» What is needed
List all lines of the data containing the word "thub".

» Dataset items
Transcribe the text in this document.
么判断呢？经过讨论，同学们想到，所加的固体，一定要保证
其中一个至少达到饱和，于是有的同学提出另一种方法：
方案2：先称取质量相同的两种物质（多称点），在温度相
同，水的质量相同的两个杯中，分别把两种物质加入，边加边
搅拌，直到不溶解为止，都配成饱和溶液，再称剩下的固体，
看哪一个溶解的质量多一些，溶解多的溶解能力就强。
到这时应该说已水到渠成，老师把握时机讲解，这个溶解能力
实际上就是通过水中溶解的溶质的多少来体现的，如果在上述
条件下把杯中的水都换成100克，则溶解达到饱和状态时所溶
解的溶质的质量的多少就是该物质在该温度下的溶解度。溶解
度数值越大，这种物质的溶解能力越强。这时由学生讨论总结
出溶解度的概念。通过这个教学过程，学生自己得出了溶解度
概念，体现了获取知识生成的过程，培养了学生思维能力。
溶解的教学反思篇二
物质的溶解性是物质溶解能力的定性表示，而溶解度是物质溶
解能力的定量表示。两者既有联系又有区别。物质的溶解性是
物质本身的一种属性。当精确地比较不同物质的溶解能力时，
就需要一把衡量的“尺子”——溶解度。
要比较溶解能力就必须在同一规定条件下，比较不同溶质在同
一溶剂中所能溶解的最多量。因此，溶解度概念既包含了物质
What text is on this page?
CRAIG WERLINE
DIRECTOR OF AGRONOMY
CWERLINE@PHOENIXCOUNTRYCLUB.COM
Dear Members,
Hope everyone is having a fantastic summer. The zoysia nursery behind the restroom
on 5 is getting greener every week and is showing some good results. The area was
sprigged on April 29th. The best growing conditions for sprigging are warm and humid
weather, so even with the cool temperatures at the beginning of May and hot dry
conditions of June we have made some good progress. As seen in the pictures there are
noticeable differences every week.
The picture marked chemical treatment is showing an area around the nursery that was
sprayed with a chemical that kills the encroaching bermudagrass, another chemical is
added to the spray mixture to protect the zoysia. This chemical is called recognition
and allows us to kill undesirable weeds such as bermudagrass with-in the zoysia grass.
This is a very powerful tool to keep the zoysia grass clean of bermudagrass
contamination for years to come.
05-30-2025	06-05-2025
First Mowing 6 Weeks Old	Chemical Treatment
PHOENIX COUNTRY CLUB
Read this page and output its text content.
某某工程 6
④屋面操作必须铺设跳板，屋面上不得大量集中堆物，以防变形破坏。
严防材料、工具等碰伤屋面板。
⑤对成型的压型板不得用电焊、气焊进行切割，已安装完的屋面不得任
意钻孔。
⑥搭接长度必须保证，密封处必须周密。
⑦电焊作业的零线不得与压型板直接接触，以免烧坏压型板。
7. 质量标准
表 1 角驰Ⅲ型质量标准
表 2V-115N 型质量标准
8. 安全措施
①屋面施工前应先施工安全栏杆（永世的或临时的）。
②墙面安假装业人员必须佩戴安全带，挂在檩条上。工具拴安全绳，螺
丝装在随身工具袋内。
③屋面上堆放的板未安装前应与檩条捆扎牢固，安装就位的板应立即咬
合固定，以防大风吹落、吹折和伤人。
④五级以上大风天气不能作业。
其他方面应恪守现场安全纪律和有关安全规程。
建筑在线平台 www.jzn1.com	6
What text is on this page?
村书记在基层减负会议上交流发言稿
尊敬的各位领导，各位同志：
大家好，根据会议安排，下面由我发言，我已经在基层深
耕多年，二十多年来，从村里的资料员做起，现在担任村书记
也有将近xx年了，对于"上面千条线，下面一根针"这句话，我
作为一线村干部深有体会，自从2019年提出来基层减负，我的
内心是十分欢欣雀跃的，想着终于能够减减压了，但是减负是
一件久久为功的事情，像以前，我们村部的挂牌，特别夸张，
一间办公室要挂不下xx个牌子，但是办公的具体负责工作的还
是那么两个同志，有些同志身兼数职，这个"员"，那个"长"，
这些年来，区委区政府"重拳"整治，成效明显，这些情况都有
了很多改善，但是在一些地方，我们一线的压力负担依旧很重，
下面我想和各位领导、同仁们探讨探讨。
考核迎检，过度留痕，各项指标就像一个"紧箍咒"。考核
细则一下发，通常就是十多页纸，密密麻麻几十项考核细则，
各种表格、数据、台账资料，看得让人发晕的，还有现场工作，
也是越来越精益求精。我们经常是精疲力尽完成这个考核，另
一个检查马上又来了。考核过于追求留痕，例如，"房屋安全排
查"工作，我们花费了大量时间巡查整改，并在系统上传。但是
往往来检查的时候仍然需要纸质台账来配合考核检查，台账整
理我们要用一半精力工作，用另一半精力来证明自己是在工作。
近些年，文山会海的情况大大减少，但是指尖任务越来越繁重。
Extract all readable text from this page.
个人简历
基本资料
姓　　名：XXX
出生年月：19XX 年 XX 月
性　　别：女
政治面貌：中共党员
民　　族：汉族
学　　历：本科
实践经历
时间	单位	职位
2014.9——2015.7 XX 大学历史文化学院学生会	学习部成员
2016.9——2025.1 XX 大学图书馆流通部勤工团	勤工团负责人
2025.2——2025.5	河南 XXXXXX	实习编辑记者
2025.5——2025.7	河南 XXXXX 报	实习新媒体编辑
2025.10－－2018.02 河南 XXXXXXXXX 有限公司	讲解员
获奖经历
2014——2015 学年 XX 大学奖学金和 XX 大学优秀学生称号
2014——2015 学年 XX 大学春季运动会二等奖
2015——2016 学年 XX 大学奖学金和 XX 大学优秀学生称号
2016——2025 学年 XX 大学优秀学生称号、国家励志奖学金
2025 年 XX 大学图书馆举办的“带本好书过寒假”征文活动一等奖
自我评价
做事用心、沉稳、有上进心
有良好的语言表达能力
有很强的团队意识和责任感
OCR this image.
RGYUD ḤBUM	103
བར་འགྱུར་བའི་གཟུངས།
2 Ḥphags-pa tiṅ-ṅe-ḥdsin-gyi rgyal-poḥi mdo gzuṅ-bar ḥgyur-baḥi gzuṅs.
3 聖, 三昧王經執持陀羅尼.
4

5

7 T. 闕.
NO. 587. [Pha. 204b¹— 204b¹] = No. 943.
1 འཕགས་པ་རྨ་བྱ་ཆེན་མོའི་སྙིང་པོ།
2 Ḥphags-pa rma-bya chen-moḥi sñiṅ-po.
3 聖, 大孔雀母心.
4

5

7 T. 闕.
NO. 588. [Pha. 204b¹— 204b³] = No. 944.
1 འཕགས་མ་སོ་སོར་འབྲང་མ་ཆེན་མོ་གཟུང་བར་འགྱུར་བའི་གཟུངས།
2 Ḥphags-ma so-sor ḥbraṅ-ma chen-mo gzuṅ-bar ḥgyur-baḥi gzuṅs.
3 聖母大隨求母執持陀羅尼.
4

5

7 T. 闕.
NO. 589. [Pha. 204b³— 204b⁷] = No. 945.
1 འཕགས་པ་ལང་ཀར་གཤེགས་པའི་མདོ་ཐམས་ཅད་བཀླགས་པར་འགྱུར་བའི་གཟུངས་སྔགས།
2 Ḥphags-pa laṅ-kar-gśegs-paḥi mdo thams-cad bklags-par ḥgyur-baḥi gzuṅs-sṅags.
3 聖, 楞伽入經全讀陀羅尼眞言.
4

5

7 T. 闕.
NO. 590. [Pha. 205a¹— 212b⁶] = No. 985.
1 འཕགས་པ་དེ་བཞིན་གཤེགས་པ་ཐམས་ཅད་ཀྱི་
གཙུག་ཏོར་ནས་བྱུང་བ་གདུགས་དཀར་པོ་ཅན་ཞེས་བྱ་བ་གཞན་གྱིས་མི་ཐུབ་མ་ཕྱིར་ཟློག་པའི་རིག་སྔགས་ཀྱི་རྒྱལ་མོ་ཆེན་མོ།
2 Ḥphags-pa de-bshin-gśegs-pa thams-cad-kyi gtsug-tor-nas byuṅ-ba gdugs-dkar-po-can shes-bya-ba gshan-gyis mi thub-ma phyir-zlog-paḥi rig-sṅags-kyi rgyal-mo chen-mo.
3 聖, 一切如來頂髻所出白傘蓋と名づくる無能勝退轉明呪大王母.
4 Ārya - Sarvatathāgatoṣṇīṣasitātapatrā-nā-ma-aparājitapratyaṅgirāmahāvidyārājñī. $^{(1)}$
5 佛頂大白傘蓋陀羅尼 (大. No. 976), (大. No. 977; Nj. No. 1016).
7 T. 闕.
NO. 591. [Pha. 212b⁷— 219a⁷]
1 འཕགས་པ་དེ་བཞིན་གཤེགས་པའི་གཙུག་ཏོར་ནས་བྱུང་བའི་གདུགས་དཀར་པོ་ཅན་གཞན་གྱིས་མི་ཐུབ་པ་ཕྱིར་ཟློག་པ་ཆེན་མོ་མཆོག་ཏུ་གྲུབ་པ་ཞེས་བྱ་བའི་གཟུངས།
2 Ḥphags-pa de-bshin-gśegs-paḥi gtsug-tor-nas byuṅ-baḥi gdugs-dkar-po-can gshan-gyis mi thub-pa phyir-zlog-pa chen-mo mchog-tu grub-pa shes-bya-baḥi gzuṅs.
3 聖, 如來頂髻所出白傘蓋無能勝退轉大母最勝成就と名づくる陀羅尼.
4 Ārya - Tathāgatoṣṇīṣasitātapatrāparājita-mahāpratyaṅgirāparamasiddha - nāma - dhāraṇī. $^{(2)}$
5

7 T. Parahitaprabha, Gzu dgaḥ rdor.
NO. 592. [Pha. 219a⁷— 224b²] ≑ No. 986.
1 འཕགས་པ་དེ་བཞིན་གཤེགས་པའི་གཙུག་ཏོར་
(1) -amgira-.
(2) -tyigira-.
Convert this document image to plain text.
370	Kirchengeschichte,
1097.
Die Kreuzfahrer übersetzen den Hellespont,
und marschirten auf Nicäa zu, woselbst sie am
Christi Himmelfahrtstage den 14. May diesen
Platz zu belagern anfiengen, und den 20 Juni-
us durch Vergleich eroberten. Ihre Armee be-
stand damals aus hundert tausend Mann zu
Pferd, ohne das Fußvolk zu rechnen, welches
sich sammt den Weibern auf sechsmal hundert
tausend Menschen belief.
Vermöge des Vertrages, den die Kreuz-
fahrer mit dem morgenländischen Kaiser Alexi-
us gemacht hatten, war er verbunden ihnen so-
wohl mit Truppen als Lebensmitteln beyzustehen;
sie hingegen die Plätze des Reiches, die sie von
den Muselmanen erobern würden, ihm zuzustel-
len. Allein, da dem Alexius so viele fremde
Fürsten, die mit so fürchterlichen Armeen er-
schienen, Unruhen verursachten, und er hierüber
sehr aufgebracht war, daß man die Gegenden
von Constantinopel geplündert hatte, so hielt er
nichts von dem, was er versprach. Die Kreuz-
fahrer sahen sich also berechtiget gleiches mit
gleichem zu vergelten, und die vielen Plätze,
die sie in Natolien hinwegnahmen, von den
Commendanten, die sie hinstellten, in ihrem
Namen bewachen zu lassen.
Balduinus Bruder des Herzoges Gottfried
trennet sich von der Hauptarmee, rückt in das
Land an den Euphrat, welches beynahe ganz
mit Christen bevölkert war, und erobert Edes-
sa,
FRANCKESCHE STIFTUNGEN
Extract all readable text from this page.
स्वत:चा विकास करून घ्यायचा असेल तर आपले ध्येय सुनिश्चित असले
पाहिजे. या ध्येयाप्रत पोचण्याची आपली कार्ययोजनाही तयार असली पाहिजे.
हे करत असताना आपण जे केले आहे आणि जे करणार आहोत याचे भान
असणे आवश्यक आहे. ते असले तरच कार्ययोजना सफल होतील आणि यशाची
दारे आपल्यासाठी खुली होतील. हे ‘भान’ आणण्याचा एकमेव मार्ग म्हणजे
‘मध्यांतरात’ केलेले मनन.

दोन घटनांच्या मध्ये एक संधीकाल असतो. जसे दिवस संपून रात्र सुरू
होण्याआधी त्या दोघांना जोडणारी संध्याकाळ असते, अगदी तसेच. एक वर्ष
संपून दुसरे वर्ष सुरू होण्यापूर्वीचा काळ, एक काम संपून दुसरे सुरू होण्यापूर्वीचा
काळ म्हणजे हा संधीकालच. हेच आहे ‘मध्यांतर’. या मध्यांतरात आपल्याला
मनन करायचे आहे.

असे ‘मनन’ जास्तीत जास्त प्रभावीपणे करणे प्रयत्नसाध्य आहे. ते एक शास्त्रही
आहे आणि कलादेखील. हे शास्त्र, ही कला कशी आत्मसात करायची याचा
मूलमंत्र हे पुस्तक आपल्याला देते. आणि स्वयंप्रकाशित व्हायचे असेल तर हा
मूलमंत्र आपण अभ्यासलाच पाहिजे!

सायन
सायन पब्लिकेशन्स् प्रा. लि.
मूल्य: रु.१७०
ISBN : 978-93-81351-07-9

» Answer to this task
2 Ḥphags-pa de-bshin-gśegs-pa thams-cad-kyi gtsug-tor-nas byuṅ-ba gdugs-dkar-po-can shes-bya-ba gshan-gyis mi thub-ma phyir-zlog-paḥi rig-sṅags-kyi rgyal-mo chen-mo.
2 Ḥphags-pa de-bshin-gśegs-paḥi gtsug-tor-nas byuṅ-baḥi gdugs-dkar-po-can gshan-gyis mi thub-pa phyir-zlog-pa chen-mo mchog-tu grub-pa shes-bya-baḥi gzuṅs.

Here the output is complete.